A-hypergeometric の indicial ideal を求める関数.
*/
load("indexed.k");
ShimomuraSpecial = true ; OnePath= true;
Vvv = false;
SetRingVariables_Verbose = false;
def void QuietKan() {
sm1(" [(KanGBmessage) 0] system_variable ");
}
def testhg1() {
a = [[1,1,1,1,1,1],
[0,0,0,1,1,1],
[0,1,0,0,1,0],
[0,0,1,0,0,1]];
return(idhg(a));
}
def testhg2() {
a = [[1,1,1,1,1],
[0,2,3,4,3],
[0,1,1,0,2]];
return(idhg(a));
}
def idhg(a) {
local a,ans,rd,i,ans2,ans3,n,ff,d,zlist;
ans = toric(a);
if (ShimomuraSpecial) {
/* 先に, toric の initial part をとってしまう. */
/* 本当は, FW の initial part をとるべきなのかも? */
if (Vvv) {Println("-------- S-special ---------");}
ans = Map(ans,"Init");
}
ans = Map(ans,"ToString");
if (Vvv) {Println(ans);}
rd = RingDonIndexedVariables("z",Length(a[0])+1+Length(a));
/* 4 秒程度かかる. */
ans = Map(ans,"Poly");
n = Length(a[0]); d = Length(a);
ans2 = NewArray(Length(ans)); /* ans2 には, toric */
PSfor (i=0; i< Length(ans); i++) {
ans2[i] = ztoDz(ans[i],n);
}
if (Vvv) {Println(ans2);}
ans3 = atolin(a); /* ans3 には, 一次式 */
if (Vvv) {Println(ans3);}
ff = Map(Join(ans2,ans3),"ToString");
ans = zindicial(ff,n,d);
zlist = [ ];
PSfor(i= n; i<n+d+1; i++) {
zlist = Append(zlist,Indexed("z",i));
}
return([ans,zlist]);
}
def toric0_toMonom(aa,i,offset, ring)

» **設問 1**: 引用テキストの冒頭の説明によると、この関数は何を求めるためのものか。
» **設問 2**: この後に続く行のうち、最初の行から「edge-q2-q4 <box>210 268 212 620</box>」を含む行までを、両端の行も含めてそのまま書き写しなさい。

» **提供資料**:
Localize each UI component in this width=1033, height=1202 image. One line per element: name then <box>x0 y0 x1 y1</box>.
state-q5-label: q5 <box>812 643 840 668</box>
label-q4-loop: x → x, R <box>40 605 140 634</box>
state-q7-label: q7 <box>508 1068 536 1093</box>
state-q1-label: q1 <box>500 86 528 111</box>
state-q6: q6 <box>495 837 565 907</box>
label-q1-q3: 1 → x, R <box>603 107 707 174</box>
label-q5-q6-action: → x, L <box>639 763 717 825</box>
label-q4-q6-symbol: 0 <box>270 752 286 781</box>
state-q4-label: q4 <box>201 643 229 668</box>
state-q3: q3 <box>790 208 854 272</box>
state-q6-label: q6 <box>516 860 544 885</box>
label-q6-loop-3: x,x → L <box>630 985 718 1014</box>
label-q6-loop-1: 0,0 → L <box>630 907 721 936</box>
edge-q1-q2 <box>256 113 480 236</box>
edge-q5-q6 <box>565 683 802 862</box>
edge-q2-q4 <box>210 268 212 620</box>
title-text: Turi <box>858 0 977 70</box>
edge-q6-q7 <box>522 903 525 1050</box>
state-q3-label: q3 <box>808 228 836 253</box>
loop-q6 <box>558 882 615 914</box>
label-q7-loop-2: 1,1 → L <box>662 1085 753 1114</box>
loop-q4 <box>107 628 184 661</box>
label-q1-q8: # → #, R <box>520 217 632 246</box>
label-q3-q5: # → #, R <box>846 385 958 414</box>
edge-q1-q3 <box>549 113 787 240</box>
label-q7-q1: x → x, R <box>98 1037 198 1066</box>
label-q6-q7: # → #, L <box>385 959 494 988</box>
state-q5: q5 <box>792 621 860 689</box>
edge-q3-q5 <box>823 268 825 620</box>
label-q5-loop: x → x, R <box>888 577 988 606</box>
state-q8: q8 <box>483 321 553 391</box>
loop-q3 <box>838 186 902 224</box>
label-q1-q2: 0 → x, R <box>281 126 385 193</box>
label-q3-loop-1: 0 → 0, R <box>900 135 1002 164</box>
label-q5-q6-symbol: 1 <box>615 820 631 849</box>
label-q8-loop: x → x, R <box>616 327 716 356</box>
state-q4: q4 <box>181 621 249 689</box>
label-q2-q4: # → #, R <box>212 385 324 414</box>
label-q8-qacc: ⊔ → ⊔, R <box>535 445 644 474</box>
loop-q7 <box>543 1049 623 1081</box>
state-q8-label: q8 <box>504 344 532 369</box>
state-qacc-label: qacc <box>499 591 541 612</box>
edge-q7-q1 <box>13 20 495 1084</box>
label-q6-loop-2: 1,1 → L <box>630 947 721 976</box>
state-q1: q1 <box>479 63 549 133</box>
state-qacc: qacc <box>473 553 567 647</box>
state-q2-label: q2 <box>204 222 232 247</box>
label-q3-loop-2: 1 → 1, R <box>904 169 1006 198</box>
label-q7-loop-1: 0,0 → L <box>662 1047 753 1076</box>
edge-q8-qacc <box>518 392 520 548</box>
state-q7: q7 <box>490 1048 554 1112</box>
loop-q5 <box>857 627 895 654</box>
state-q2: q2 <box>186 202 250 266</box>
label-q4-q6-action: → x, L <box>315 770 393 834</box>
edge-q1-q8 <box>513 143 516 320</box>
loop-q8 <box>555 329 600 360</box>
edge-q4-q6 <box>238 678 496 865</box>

» **解答 1**: A-hypergeometric の indicial ideal を求めるためのものである。

» **解答 2**:
Localize each UI component in this width=1033, height=1202 image. One line per element: name then <box>x0 y0 x1 y1</box>.
state-q5-label: q5 <box>812 643 840 668</box>
label-q4-loop: x → x, R <box>40 605 140 634</box>
state-q7-label: q7 <box>508 1068 536 1093</box>
state-q1-label: q1 <box>500 86 528 111</box>
state-q6: q6 <box>495 837 565 907</box>
label-q1-q3: 1 → x, R <box>603 107 707 174</box>
label-q5-q6-action: → x, L <box>639 763 717 825</box>
label-q4-q6-symbol: 0 <box>270 752 286 781</box>
state-q4-label: q4 <box>201 643 229 668</box>
state-q3: q3 <box>790 208 854 272</box>
state-q6-label: q6 <box>516 860 544 885</box>
label-q6-loop-3: x,x → L <box>630 985 718 1014</box>
label-q6-loop-1: 0,0 → L <box>630 907 721 936</box>
edge-q1-q2 <box>256 113 480 236</box>
edge-q5-q6 <box>565 683 802 862</box>
edge-q2-q4 <box>210 268 212 620</box>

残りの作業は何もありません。